— BEGIN —
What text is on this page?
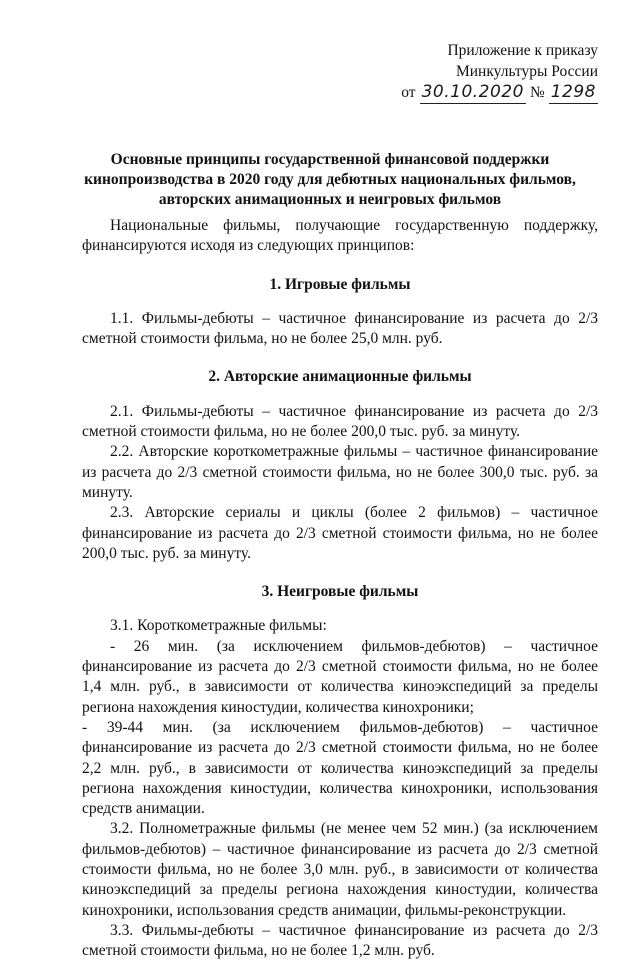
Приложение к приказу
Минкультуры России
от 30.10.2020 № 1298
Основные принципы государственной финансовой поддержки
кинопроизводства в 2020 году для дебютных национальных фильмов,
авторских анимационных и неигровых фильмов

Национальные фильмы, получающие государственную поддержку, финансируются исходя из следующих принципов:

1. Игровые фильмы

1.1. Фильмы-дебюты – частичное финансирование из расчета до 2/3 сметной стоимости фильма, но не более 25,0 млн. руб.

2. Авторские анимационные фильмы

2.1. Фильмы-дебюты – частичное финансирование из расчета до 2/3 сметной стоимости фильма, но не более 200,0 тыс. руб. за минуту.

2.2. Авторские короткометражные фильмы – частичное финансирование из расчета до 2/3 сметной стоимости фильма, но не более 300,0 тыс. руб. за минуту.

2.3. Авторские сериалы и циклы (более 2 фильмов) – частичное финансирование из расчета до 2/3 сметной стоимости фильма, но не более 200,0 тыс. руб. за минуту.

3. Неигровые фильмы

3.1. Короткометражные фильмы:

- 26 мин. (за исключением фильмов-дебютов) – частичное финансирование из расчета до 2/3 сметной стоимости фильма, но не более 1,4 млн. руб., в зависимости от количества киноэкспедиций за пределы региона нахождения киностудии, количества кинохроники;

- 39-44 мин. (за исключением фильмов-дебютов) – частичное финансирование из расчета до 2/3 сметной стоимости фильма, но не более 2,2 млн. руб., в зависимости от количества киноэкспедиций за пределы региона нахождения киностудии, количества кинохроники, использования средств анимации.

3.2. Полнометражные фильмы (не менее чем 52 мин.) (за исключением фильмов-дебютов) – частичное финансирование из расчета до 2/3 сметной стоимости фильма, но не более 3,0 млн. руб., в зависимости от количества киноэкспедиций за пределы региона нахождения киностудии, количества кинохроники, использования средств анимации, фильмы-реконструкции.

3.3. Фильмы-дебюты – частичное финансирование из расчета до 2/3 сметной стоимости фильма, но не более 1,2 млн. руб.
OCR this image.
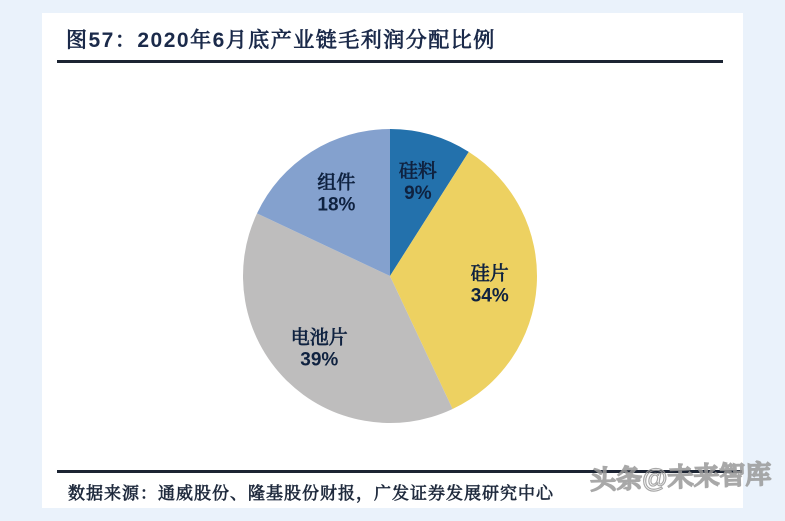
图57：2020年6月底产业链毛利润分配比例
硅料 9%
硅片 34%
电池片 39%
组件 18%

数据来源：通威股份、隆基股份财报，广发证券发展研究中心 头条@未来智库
— END —
== WORK INSTRUCTIONS ==
Display every line of the listing that contains the string "нахождения".

== REPLY TO THE TASK ==
- 26 мин. (за исключением фильмов-дебютов) – частичное финансирование из расчета до 2/3 сметной стоимости фильма, но не более 1,4 млн. руб., в зависимости от количества киноэкспедиций за пределы региона нахождения киностудии, количества кинохроники;
- 39-44 мин. (за исключением фильмов-дебютов) – частичное финансирование из расчета до 2/3 сметной стоимости фильма, но не более 2,2 млн. руб., в зависимости от количества киноэкспедиций за пределы региона нахождения киностудии, количества кинохроники, использования средств анимации.
3.2. Полнометражные фильмы (не менее чем 52 мин.) (за исключением фильмов-дебютов) – частичное финансирование из расчета до 2/3 сметной стоимости фильма, но не более 3,0 млн. руб., в зависимости от количества киноэкспедиций за пределы региона нахождения киностудии, количества кинохроники, использования средств анимации, фильмы-реконструкции.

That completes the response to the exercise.